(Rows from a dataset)
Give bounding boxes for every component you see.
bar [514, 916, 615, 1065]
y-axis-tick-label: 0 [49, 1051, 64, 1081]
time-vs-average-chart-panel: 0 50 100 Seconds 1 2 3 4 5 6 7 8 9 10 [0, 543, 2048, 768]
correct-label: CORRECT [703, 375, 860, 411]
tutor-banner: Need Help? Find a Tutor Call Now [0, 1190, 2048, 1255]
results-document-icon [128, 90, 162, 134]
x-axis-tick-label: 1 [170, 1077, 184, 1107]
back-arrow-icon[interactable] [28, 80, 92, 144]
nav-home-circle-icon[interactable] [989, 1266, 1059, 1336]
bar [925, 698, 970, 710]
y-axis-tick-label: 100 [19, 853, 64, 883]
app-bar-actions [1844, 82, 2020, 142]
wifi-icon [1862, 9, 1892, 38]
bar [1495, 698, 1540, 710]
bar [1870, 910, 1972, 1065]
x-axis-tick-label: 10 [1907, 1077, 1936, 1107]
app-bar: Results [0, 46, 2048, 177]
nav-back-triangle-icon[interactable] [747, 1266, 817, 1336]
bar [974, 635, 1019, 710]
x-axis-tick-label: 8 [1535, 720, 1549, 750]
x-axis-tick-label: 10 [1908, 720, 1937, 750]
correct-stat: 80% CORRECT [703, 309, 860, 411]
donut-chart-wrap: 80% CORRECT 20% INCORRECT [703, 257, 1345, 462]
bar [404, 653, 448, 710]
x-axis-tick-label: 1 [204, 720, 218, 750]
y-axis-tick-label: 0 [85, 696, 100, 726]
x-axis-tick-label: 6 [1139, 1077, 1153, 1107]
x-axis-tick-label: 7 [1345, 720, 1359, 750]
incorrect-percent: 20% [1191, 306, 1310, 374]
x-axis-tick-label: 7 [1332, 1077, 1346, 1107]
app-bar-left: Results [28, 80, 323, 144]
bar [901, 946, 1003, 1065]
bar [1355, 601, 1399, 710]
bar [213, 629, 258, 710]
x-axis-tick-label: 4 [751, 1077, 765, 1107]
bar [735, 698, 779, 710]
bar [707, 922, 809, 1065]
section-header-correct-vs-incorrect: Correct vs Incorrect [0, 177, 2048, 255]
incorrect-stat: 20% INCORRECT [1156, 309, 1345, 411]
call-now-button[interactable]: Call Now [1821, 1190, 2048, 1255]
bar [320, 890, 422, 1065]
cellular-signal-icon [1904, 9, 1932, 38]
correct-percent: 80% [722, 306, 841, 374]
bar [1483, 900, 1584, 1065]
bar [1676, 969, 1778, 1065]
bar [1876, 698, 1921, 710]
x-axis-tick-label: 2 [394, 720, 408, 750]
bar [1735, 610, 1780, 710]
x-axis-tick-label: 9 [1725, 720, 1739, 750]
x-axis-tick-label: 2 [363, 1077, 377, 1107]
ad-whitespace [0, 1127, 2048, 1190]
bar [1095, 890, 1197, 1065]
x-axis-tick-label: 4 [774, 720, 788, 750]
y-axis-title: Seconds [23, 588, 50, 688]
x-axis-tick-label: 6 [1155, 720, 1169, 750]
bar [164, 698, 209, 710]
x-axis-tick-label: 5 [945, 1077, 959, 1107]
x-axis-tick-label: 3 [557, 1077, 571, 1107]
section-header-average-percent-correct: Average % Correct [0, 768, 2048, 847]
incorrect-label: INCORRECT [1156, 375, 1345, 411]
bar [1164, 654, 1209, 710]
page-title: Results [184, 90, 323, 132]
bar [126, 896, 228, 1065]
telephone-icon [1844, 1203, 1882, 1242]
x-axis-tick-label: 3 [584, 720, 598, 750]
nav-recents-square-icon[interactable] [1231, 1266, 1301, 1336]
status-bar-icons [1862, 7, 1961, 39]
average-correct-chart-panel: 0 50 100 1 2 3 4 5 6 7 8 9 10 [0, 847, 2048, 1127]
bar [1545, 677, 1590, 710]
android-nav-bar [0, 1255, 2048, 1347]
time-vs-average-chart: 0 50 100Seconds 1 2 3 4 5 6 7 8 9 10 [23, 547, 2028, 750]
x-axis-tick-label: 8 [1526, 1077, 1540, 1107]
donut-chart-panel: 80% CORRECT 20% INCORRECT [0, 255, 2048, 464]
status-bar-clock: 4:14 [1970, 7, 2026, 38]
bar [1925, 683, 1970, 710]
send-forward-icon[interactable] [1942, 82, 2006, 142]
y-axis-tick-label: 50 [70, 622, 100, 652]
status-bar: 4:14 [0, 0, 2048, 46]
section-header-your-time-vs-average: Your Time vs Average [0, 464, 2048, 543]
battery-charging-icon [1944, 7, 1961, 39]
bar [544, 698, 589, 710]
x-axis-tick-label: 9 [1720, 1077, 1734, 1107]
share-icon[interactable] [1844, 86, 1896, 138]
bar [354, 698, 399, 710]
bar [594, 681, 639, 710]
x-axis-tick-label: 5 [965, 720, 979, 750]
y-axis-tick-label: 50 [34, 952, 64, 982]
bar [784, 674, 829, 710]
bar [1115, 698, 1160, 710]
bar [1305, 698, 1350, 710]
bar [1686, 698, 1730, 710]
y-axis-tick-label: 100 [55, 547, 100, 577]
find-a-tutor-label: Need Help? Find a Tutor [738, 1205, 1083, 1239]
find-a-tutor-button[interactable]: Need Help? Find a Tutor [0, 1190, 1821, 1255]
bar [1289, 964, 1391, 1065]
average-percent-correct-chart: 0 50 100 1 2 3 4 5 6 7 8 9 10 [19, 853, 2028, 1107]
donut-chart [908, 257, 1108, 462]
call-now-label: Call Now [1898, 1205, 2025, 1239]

■ **What the task asks**: Repeat every line of the records above word for word, with no changes.

■ **Worked answer**:
Give bounding boxes for every component you see.
bar [514, 916, 615, 1065]
y-axis-tick-label: 0 [49, 1051, 64, 1081]
time-vs-average-chart-panel: 0 50 100 Seconds 1 2 3 4 5 6 7 8 9 10 [0, 543, 2048, 768]
correct-label: CORRECT [703, 375, 860, 411]
tutor-banner: Need Help? Find a Tutor Call Now [0, 1190, 2048, 1255]
results-document-icon [128, 90, 162, 134]
x-axis-tick-label: 1 [170, 1077, 184, 1107]
back-arrow-icon[interactable] [28, 80, 92, 144]
nav-home-circle-icon[interactable] [989, 1266, 1059, 1336]
bar [925, 698, 970, 710]
y-axis-tick-label: 100 [19, 853, 64, 883]
app-bar-actions [1844, 82, 2020, 142]
wifi-icon [1862, 9, 1892, 38]
bar [1495, 698, 1540, 710]
bar [1870, 910, 1972, 1065]
x-axis-tick-label: 10 [1907, 1077, 1936, 1107]
app-bar: Results [0, 46, 2048, 177]
nav-back-triangle-icon[interactable] [747, 1266, 817, 1336]
bar [974, 635, 1019, 710]
x-axis-tick-label: 8 [1535, 720, 1549, 750]
x-axis-tick-label: 10 [1908, 720, 1937, 750]
correct-stat: 80% CORRECT [703, 309, 860, 411]
donut-chart-wrap: 80% CORRECT 20% INCORRECT [703, 257, 1345, 462]
bar [404, 653, 448, 710]
x-axis-tick-label: 1 [204, 720, 218, 750]
y-axis-tick-label: 0 [85, 696, 100, 726]
x-axis-tick-label: 6 [1139, 1077, 1153, 1107]
x-axis-tick-label: 7 [1345, 720, 1359, 750]
incorrect-percent: 20% [1191, 306, 1310, 374]
x-axis-tick-label: 7 [1332, 1077, 1346, 1107]
app-bar-left: Results [28, 80, 323, 144]
bar [901, 946, 1003, 1065]
bar [1355, 601, 1399, 710]
bar [213, 629, 258, 710]
x-axis-tick-label: 4 [751, 1077, 765, 1107]
bar [735, 698, 779, 710]
bar [707, 922, 809, 1065]
section-header-correct-vs-incorrect: Correct vs Incorrect [0, 177, 2048, 255]
incorrect-stat: 20% INCORRECT [1156, 309, 1345, 411]
call-now-button[interactable]: Call Now [1821, 1190, 2048, 1255]
bar [320, 890, 422, 1065]
cellular-signal-icon [1904, 9, 1932, 38]
correct-percent: 80% [722, 306, 841, 374]
bar [1483, 900, 1584, 1065]
bar [1676, 969, 1778, 1065]
bar [1876, 698, 1921, 710]
x-axis-tick-label: 2 [394, 720, 408, 750]
bar [1735, 610, 1780, 710]
x-axis-tick-label: 9 [1725, 720, 1739, 750]
x-axis-tick-label: 2 [363, 1077, 377, 1107]
ad-whitespace [0, 1127, 2048, 1190]
bar [1095, 890, 1197, 1065]
x-axis-tick-label: 4 [774, 720, 788, 750]
y-axis-title: Seconds [23, 588, 50, 688]
x-axis-tick-label: 6 [1155, 720, 1169, 750]
bar [164, 698, 209, 710]
x-axis-tick-label: 5 [945, 1077, 959, 1107]
x-axis-tick-label: 3 [557, 1077, 571, 1107]
section-header-average-percent-correct: Average % Correct [0, 768, 2048, 847]
incorrect-label: INCORRECT [1156, 375, 1345, 411]
bar [1164, 654, 1209, 710]
page-title: Results [184, 90, 323, 132]
bar [126, 896, 228, 1065]
telephone-icon [1844, 1203, 1882, 1242]
x-axis-tick-label: 3 [584, 720, 598, 750]
nav-recents-square-icon[interactable] [1231, 1266, 1301, 1336]
status-bar-icons [1862, 7, 1961, 39]
average-correct-chart-panel: 0 50 100 1 2 3 4 5 6 7 8 9 10 [0, 847, 2048, 1127]
bar [1545, 677, 1590, 710]
android-nav-bar [0, 1255, 2048, 1347]
time-vs-average-chart: 0 50 100Seconds 1 2 3 4 5 6 7 8 9 10 [23, 547, 2028, 750]
x-axis-tick-label: 8 [1526, 1077, 1540, 1107]
donut-chart-panel: 80% CORRECT 20% INCORRECT [0, 255, 2048, 464]
status-bar-clock: 4:14 [1970, 7, 2026, 38]
bar [1925, 683, 1970, 710]
send-forward-icon[interactable] [1942, 82, 2006, 142]
y-axis-tick-label: 50 [70, 622, 100, 652]
status-bar: 4:14 [0, 0, 2048, 46]
section-header-your-time-vs-average: Your Time vs Average [0, 464, 2048, 543]
battery-charging-icon [1944, 7, 1961, 39]
bar [544, 698, 589, 710]
x-axis-tick-label: 9 [1720, 1077, 1734, 1107]
share-icon[interactable] [1844, 86, 1896, 138]
bar [354, 698, 399, 710]
bar [594, 681, 639, 710]
x-axis-tick-label: 5 [965, 720, 979, 750]
y-axis-tick-label: 50 [34, 952, 64, 982]
bar [784, 674, 829, 710]
bar [1115, 698, 1160, 710]
bar [1305, 698, 1350, 710]
bar [1686, 698, 1730, 710]
y-axis-tick-label: 100 [55, 547, 100, 577]
find-a-tutor-label: Need Help? Find a Tutor [738, 1205, 1083, 1239]
find-a-tutor-button[interactable]: Need Help? Find a Tutor [0, 1190, 1821, 1255]
bar [1289, 964, 1391, 1065]
average-percent-correct-chart: 0 50 100 1 2 3 4 5 6 7 8 9 10 [19, 853, 2028, 1107]
donut-chart [908, 257, 1108, 462]
call-now-label: Call Now [1898, 1205, 2025, 1239]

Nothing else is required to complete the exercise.